- _Task directions_: Transcribe all of the material exactly.

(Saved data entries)
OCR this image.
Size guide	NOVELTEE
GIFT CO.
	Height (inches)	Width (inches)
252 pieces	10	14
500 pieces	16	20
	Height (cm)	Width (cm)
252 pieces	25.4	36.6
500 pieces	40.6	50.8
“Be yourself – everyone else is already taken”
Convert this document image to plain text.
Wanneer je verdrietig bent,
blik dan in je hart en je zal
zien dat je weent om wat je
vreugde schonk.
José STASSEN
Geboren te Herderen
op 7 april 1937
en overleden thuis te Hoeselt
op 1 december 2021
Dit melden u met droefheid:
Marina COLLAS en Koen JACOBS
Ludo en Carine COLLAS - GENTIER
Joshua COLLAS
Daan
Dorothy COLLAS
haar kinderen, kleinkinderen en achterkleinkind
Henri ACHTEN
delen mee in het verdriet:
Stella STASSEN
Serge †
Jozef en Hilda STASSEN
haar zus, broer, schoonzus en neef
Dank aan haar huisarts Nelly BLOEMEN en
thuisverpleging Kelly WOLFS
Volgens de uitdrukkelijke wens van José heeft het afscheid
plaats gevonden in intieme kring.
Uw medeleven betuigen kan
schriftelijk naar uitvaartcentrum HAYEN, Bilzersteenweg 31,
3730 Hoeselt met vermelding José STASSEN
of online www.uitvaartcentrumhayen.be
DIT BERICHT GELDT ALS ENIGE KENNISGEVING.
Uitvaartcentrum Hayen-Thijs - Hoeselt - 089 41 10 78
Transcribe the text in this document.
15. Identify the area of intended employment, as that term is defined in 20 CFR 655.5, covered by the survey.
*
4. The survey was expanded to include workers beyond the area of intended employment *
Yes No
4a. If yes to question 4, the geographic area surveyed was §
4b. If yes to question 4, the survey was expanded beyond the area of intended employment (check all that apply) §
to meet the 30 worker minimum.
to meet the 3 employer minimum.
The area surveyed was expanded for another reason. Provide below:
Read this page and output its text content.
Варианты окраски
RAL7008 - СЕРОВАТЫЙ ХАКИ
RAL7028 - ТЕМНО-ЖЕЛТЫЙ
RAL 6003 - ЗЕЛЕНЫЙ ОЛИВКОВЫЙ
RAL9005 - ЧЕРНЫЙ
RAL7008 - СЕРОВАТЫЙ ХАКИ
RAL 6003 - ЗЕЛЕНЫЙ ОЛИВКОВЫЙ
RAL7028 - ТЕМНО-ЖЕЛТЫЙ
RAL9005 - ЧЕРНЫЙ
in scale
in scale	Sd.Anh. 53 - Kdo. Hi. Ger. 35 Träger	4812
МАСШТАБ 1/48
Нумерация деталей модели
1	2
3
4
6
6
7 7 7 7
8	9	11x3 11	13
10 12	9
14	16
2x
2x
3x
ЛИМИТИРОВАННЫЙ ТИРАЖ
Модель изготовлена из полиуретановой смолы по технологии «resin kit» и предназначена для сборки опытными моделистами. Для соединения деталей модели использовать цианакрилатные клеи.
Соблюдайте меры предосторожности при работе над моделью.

- _The solution_:
OCR this image.
Size guide	NOVELTEE
GIFT CO.
	Height (inches)	Width (inches)
252 pieces	10	14
500 pieces	16	20
	Height (cm)	Width (cm)
252 pieces	25.4	36.6
500 pieces	40.6	50.8
“Be yourself – everyone else is already taken”
Convert this document image to plain text.
Wanneer je verdrietig bent,
blik dan in je hart en je zal
zien dat je weent om wat je
vreugde schonk.
José STASSEN
Geboren te Herderen
op 7 april 1937
en overleden thuis te Hoeselt
op 1 december 2021
Dit melden u met droefheid:
Marina COLLAS en Koen JACOBS
Ludo en Carine COLLAS - GENTIER
Joshua COLLAS
Daan
Dorothy COLLAS
haar kinderen, kleinkinderen en achterkleinkind
Henri ACHTEN
delen mee in het verdriet:
Stella STASSEN
Serge †
Jozef en Hilda STASSEN
haar zus, broer, schoonzus en neef
Dank aan haar huisarts Nelly BLOEMEN en
thuisverpleging Kelly WOLFS
Volgens de uitdrukkelijke wens van José heeft het afscheid
plaats gevonden in intieme kring.
Uw medeleven betuigen kan
schriftelijk naar uitvaartcentrum HAYEN, Bilzersteenweg 31,
3730 Hoeselt met vermelding José STASSEN
of online www.uitvaartcentrumhayen.be
DIT BERICHT GELDT ALS ENIGE KENNISGEVING.
Uitvaartcentrum Hayen-Thijs - Hoeselt - 089 41 10 78
Transcribe the text in this document.
15. Identify the area of intended employment, as that term is defined in 20 CFR 655.5, covered by the survey.
*
4. The survey was expanded to include workers beyond the area of intended employment *
Yes No
4a. If yes to question 4, the geographic area surveyed was §
4b. If yes to question 4, the survey was expanded beyond the area of intended employment (check all that apply) §
to meet the 30 worker minimum.
to meet the 3 employer minimum.
The area surveyed was expanded for another reason. Provide below:
Read this page and output its text content.
Варианты окраски
RAL7008 - СЕРОВАТЫЙ ХАКИ
RAL7028 - ТЕМНО-ЖЕЛТЫЙ
RAL 6003 - ЗЕЛЕНЫЙ ОЛИВКОВЫЙ
RAL9005 - ЧЕРНЫЙ
RAL7008 - СЕРОВАТЫЙ ХАКИ
RAL 6003 - ЗЕЛЕНЫЙ ОЛИВКОВЫЙ
RAL7028 - ТЕМНО-ЖЕЛТЫЙ
RAL9005 - ЧЕРНЫЙ
in scale
in scale	Sd.Anh. 53 - Kdo. Hi. Ger. 35 Träger	4812
МАСШТАБ 1/48
Нумерация деталей модели
1	2
3
4
6
6
7 7 7 7
8	9	11x3 11	13
10 12	9
14	16
2x
2x
3x
ЛИМИТИРОВАННЫЙ ТИРАЖ
Модель изготовлена из полиуретановой смолы по технологии «resin kit» и предназначена для сборки опытными моделистами. Для соединения деталей модели использовать цианакрилатные клеи.
Соблюдайте меры предосторожности при работе над моделью.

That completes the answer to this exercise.